* _WHAT YOU ARE ASKED TO DO_: Write out the whole listing exactly as it stands.

* _PROVIDED MATERIAL_:
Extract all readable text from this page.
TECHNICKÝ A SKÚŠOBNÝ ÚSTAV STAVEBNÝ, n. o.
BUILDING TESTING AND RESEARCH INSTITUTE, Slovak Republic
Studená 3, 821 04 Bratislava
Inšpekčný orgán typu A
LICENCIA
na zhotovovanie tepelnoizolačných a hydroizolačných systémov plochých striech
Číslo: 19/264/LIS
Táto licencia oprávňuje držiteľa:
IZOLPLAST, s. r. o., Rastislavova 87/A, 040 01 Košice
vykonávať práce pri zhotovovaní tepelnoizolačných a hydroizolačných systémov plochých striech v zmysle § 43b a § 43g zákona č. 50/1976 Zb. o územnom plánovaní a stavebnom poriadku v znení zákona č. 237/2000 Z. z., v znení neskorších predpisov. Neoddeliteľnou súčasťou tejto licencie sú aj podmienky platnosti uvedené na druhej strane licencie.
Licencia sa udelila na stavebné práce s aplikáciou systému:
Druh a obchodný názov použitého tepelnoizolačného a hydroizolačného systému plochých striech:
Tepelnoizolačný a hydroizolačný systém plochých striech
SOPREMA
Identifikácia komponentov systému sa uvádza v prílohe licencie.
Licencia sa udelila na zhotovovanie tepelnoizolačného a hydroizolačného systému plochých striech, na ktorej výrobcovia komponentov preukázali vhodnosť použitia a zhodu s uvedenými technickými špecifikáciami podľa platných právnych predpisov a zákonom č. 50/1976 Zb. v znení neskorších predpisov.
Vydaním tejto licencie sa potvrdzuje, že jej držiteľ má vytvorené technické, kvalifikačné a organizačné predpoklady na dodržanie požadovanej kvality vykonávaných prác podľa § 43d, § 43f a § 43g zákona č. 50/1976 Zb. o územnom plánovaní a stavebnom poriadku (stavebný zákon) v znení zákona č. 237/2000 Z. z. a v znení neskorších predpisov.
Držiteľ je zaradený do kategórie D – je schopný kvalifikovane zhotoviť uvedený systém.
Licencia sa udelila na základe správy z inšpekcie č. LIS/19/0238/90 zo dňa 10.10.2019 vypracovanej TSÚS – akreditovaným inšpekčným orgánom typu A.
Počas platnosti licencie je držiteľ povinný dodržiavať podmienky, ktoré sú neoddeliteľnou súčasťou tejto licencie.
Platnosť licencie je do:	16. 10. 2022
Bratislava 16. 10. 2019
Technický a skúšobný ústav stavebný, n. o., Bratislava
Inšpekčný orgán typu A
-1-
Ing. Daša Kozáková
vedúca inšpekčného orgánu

* _ANSWER IN FULL_:
Extract all readable text from this page.
TECHNICKÝ A SKÚŠOBNÝ ÚSTAV STAVEBNÝ, n. o.
BUILDING TESTING AND RESEARCH INSTITUTE, Slovak Republic
Studená 3, 821 04 Bratislava
Inšpekčný orgán typu A
LICENCIA
na zhotovovanie tepelnoizolačných a hydroizolačných systémov plochých striech
Číslo: 19/264/LIS
Táto licencia oprávňuje držiteľa:
IZOLPLAST, s. r. o., Rastislavova 87/A, 040 01 Košice
vykonávať práce pri zhotovovaní tepelnoizolačných a hydroizolačných systémov plochých striech v zmysle § 43b a § 43g zákona č. 50/1976 Zb. o územnom plánovaní a stavebnom poriadku v znení zákona č. 237/2000 Z. z., v znení neskorších predpisov. Neoddeliteľnou súčasťou tejto licencie sú aj podmienky platnosti uvedené na druhej strane licencie.
Licencia sa udelila na stavebné práce s aplikáciou systému:
Druh a obchodný názov použitého tepelnoizolačného a hydroizolačného systému plochých striech:
Tepelnoizolačný a hydroizolačný systém plochých striech
SOPREMA
Identifikácia komponentov systému sa uvádza v prílohe licencie.
Licencia sa udelila na zhotovovanie tepelnoizolačného a hydroizolačného systému plochých striech, na ktorej výrobcovia komponentov preukázali vhodnosť použitia a zhodu s uvedenými technickými špecifikáciami podľa platných právnych predpisov a zákonom č. 50/1976 Zb. v znení neskorších predpisov.
Vydaním tejto licencie sa potvrdzuje, že jej držiteľ má vytvorené technické, kvalifikačné a organizačné predpoklady na dodržanie požadovanej kvality vykonávaných prác podľa § 43d, § 43f a § 43g zákona č. 50/1976 Zb. o územnom plánovaní a stavebnom poriadku (stavebný zákon) v znení zákona č. 237/2000 Z. z. a v znení neskorších predpisov.
Držiteľ je zaradený do kategórie D – je schopný kvalifikovane zhotoviť uvedený systém.
Licencia sa udelila na základe správy z inšpekcie č. LIS/19/0238/90 zo dňa 10.10.2019 vypracovanej TSÚS – akreditovaným inšpekčným orgánom typu A.
Počas platnosti licencie je držiteľ povinný dodržiavať podmienky, ktoré sú neoddeliteľnou súčasťou tejto licencie.
Platnosť licencie je do:	16. 10. 2022
Bratislava 16. 10. 2019
Technický a skúšobný ústav stavebný, n. o., Bratislava
Inšpekčný orgán typu A
-1-
Ing. Daša Kozáková
vedúca inšpekčného orgánu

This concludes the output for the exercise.